The traditional Mardi Gras parades can be fun, but my favorite part of carnival is in the ‘hoods and backstreets, where the gangs of Mardi Gras Indians appear in their elaborate costumes, beating drums, chanting and marching through the streets. Despite an ostensibly First Nations frame of reference, the Indians, who call their organizations “gangs” rather than “tribes”, seem far more an American reading of an African tradition, or perhaps one from the Caribbean. There are both “uptown” gangs and “downtown” gangs, as this is the broad division that once defined the difference between “Creoles” and “American Blacks,” but on this particular Mardi Gras Day, all of the gangs I saw were from Uptown, even the Black Flame Hunters which I encountered downtown under the I-10 bridge on North Claiborne Avenue.

TASKS:
1. In the Mardi Gras Indians passage, why are there both "uptown" and "downtown" gangs?
2. Rewrite the Mardi Gras Indians passage starting at "The traditional Mardi" and ending at "North Claiborne Avenue.", putting "overpass" in place of "bridge".
Base every answer on this passage alone.

LISTED RECORDS:
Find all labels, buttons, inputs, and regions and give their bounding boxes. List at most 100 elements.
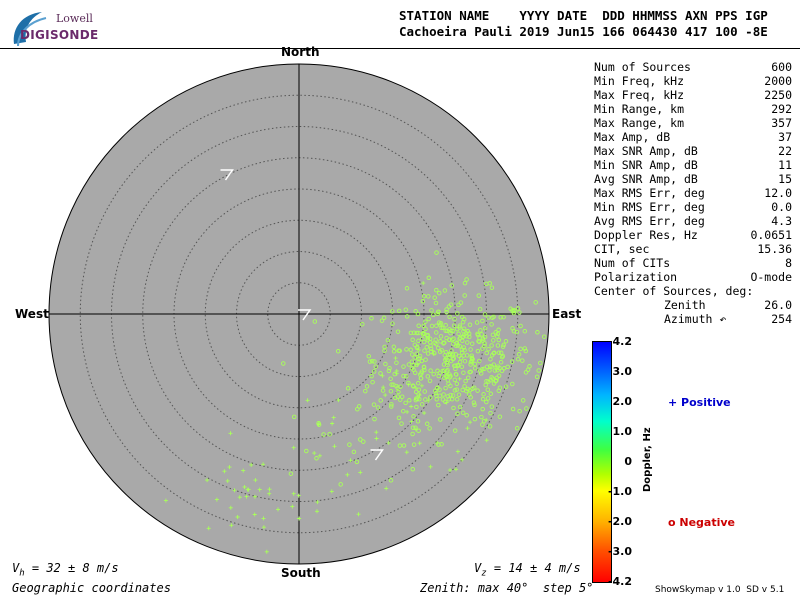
source-point	[434, 287, 439, 293]
source-point	[520, 398, 526, 403]
source-point	[456, 331, 461, 336]
source-point	[317, 453, 322, 458]
stat-value: 0.0	[771, 200, 792, 214]
source-point	[420, 336, 425, 342]
source-point	[489, 343, 494, 348]
source-point	[369, 358, 375, 364]
source-point	[495, 343, 501, 348]
source-point	[397, 443, 403, 448]
source-point	[232, 488, 237, 493]
source-point	[457, 404, 463, 410]
source-point	[253, 478, 258, 483]
colorbar-tick: 4.2	[612, 335, 633, 348]
source-point	[441, 341, 446, 346]
source-point	[476, 293, 482, 298]
source-point	[449, 283, 454, 288]
source-point	[345, 386, 351, 391]
compass-north: North	[281, 45, 320, 59]
stat-label: Doppler Res, Hz	[594, 228, 698, 242]
source-point	[514, 425, 520, 431]
source-point	[389, 382, 394, 387]
source-point	[496, 337, 502, 343]
source-point	[404, 286, 410, 291]
source-point	[374, 430, 379, 435]
source-point	[414, 386, 418, 391]
source-point	[487, 368, 492, 373]
stat-value: 2000	[764, 74, 792, 88]
source-point	[462, 384, 467, 389]
source-point	[397, 397, 403, 402]
source-point	[423, 397, 428, 402]
source-point	[484, 350, 489, 356]
source-point	[525, 367, 531, 373]
source-point	[406, 382, 411, 387]
source-point	[536, 368, 541, 373]
source-point	[535, 330, 540, 335]
source-point	[409, 359, 415, 364]
source-point	[394, 360, 399, 365]
source-point	[475, 348, 481, 354]
source-point	[448, 330, 453, 336]
source-point	[453, 371, 459, 377]
source-point	[242, 485, 247, 489]
source-point	[460, 457, 464, 462]
colorbar-label: Doppler, Hz	[642, 427, 653, 492]
source-point	[421, 323, 426, 329]
source-point	[481, 392, 486, 397]
source-point	[430, 348, 435, 353]
source-point	[520, 358, 525, 363]
source-point	[518, 346, 523, 352]
source-point	[389, 402, 394, 407]
source-point	[454, 397, 460, 402]
source-point	[505, 364, 510, 370]
source-point	[378, 398, 383, 403]
source-point	[431, 351, 436, 356]
drift-arrow-upper-left	[220, 169, 234, 181]
stat-value: 37	[778, 130, 792, 144]
source-point	[488, 410, 493, 416]
source-point	[456, 302, 461, 308]
source-point	[261, 462, 266, 467]
source-point	[338, 482, 343, 487]
source-point	[451, 323, 457, 328]
source-point	[489, 404, 495, 409]
source-point	[477, 368, 483, 373]
stat-row: Max RMS Err, deg 12.0	[594, 186, 792, 200]
source-point	[472, 402, 477, 408]
source-point	[465, 329, 471, 334]
source-point	[484, 364, 490, 370]
source-point	[364, 384, 370, 389]
source-point	[462, 293, 467, 298]
stat-value: 15	[778, 172, 792, 186]
source-point	[461, 328, 466, 334]
source-point	[485, 387, 491, 392]
stat-label: Polarization	[594, 270, 678, 284]
source-point	[443, 322, 448, 328]
stat-label: Avg SNR Amp, dB	[594, 172, 698, 186]
source-point	[335, 348, 341, 354]
vz-subscript: z	[481, 568, 487, 579]
source-point	[501, 342, 506, 348]
source-point	[434, 250, 439, 255]
source-point	[488, 356, 493, 362]
source-point	[455, 362, 460, 368]
colorbar-tick: 3.0	[612, 365, 633, 378]
source-point	[443, 349, 449, 355]
source-point	[451, 341, 456, 347]
source-point	[451, 405, 456, 411]
source-point	[363, 388, 368, 394]
source-point	[474, 320, 480, 325]
source-point	[414, 330, 419, 336]
source-point	[366, 353, 372, 359]
stat-value: 12.0	[764, 186, 792, 200]
drift-arrows	[220, 169, 384, 461]
source-point	[438, 339, 443, 344]
colorbar-tick: -1.0	[607, 485, 632, 498]
source-point	[488, 391, 494, 397]
source-point	[356, 512, 361, 517]
source-point	[444, 356, 449, 361]
zenith-scale: Zenith: max 40° step 5°	[420, 581, 594, 595]
source-point	[483, 382, 488, 388]
source-point	[457, 359, 463, 365]
source-point	[429, 323, 435, 329]
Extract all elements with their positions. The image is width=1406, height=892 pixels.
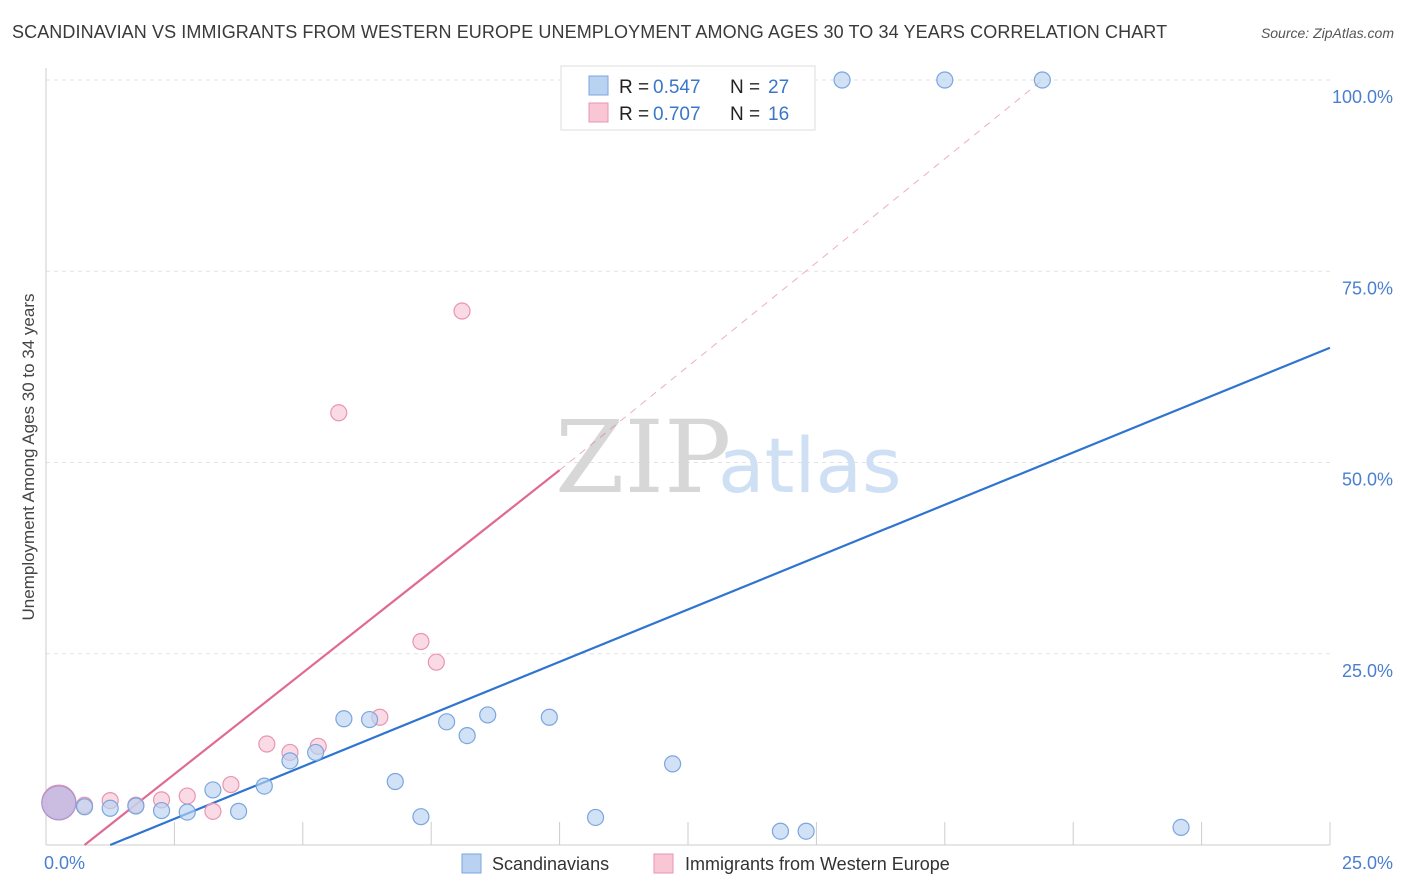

EXERCISE RESULTS:
1. The gangs fall into "uptown" and "downtown" groups because that is the broad division that once defined the difference between "Creoles" and "American Blacks."

2.
The traditional Mardi Gras parades can be fun, but my favorite part of carnival is in the ‘hoods and backstreets, where the gangs of Mardi Gras Indians appear in their elaborate costumes, beating drums, chanting and marching through the streets. Despite an ostensibly First Nations frame of reference, the Indians, who call their organizations “gangs” rather than “tribes”, seem far more an American reading of an African tradition, or perhaps one from the Caribbean. There are both “uptown” gangs and “downtown” gangs, as this is the broad division that once defined the difference between “Creoles” and “American Blacks,” but on this particular Mardi Gras Day, all of the gangs I saw were from Uptown, even the Black Flame Hunters which I encountered downtown under the I-10 overpass on North Claiborne Avenue.